- [GOAL]:
Print all of the data exactly as written.

- [DATASET ROWS]:
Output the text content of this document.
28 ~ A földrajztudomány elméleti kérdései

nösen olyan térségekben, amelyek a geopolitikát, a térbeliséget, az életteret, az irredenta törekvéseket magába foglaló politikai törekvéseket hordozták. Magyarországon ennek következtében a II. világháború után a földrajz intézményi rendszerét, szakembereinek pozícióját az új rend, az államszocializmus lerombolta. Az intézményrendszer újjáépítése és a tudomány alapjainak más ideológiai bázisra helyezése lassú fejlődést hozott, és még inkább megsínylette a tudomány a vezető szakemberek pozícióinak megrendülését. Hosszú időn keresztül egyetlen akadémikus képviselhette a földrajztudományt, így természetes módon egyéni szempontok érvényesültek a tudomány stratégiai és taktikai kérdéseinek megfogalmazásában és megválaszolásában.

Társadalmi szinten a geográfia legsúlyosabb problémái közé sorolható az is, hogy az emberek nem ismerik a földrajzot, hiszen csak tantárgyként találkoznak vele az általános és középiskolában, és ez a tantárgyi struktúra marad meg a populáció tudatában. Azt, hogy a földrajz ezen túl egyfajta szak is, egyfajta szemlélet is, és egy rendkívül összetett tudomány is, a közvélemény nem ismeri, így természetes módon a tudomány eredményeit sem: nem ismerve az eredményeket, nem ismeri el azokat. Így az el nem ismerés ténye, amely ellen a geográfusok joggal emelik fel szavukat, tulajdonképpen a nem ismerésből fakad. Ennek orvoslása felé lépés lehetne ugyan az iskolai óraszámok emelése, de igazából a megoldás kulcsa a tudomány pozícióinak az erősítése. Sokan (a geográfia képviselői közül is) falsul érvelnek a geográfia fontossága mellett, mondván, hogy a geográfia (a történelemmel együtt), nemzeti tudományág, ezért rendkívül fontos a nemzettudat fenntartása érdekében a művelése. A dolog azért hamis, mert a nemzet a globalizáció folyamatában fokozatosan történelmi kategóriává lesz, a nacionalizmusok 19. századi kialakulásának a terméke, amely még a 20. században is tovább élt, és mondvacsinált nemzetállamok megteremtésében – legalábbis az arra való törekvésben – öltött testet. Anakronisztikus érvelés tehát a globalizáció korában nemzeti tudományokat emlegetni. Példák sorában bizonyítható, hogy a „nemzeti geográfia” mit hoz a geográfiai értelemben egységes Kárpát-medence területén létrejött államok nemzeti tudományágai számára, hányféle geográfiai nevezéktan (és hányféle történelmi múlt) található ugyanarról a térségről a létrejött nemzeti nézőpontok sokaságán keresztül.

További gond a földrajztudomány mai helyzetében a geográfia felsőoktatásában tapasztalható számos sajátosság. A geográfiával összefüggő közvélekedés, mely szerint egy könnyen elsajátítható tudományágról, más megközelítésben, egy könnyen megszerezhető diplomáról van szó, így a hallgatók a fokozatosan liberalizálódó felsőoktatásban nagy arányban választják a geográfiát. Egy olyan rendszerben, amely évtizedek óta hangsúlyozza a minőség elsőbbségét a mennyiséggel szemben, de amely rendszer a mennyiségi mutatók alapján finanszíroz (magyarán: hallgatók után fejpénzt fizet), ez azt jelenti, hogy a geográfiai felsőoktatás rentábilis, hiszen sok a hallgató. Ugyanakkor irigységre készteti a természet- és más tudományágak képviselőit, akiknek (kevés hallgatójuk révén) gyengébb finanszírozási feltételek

- [RESPONSE]:
Output the text content of this document.
28 ~ A földrajztudomány elméleti kérdései

nösen olyan térségekben, amelyek a geopolitikát, a térbeliséget, az életteret, az irredenta törekvéseket magába foglaló politikai törekvéseket hordozták. Magyarországon ennek következtében a II. világháború után a földrajz intézményi rendszerét, szakembereinek pozícióját az új rend, az államszocializmus lerombolta. Az intézményrendszer újjáépítése és a tudomány alapjainak más ideológiai bázisra helyezése lassú fejlődést hozott, és még inkább megsínylette a tudomány a vezető szakemberek pozícióinak megrendülését. Hosszú időn keresztül egyetlen akadémikus képviselhette a földrajztudományt, így természetes módon egyéni szempontok érvényesültek a tudomány stratégiai és taktikai kérdéseinek megfogalmazásában és megválaszolásában.

Társadalmi szinten a geográfia legsúlyosabb problémái közé sorolható az is, hogy az emberek nem ismerik a földrajzot, hiszen csak tantárgyként találkoznak vele az általános és középiskolában, és ez a tantárgyi struktúra marad meg a populáció tudatában. Azt, hogy a földrajz ezen túl egyfajta szak is, egyfajta szemlélet is, és egy rendkívül összetett tudomány is, a közvélemény nem ismeri, így természetes módon a tudomány eredményeit sem: nem ismerve az eredményeket, nem ismeri el azokat. Így az el nem ismerés ténye, amely ellen a geográfusok joggal emelik fel szavukat, tulajdonképpen a nem ismerésből fakad. Ennek orvoslása felé lépés lehetne ugyan az iskolai óraszámok emelése, de igazából a megoldás kulcsa a tudomány pozícióinak az erősítése. Sokan (a geográfia képviselői közül is) falsul érvelnek a geográfia fontossága mellett, mondván, hogy a geográfia (a történelemmel együtt), nemzeti tudományág, ezért rendkívül fontos a nemzettudat fenntartása érdekében a művelése. A dolog azért hamis, mert a nemzet a globalizáció folyamatában fokozatosan történelmi kategóriává lesz, a nacionalizmusok 19. századi kialakulásának a terméke, amely még a 20. században is tovább élt, és mondvacsinált nemzetállamok megteremtésében – legalábbis az arra való törekvésben – öltött testet. Anakronisztikus érvelés tehát a globalizáció korában nemzeti tudományokat emlegetni. Példák sorában bizonyítható, hogy a „nemzeti geográfia” mit hoz a geográfiai értelemben egységes Kárpát-medence területén létrejött államok nemzeti tudományágai számára, hányféle geográfiai nevezéktan (és hányféle történelmi múlt) található ugyanarról a térségről a létrejött nemzeti nézőpontok sokaságán keresztül.

További gond a földrajztudomány mai helyzetében a geográfia felsőoktatásában tapasztalható számos sajátosság. A geográfiával összefüggő közvélekedés, mely szerint egy könnyen elsajátítható tudományágról, más megközelítésben, egy könnyen megszerezhető diplomáról van szó, így a hallgatók a fokozatosan liberalizálódó felsőoktatásban nagy arányban választják a geográfiát. Egy olyan rendszerben, amely évtizedek óta hangsúlyozza a minőség elsőbbségét a mennyiséggel szemben, de amely rendszer a mennyiségi mutatók alapján finanszíroz (magyarán: hallgatók után fejpénzt fizet), ez azt jelenti, hogy a geográfiai felsőoktatás rentábilis, hiszen sok a hallgató. Ugyanakkor irigységre készteti a természet- és más tudományágak képviselőit, akiknek (kevés hallgatójuk révén) gyengébb finanszírozási feltételek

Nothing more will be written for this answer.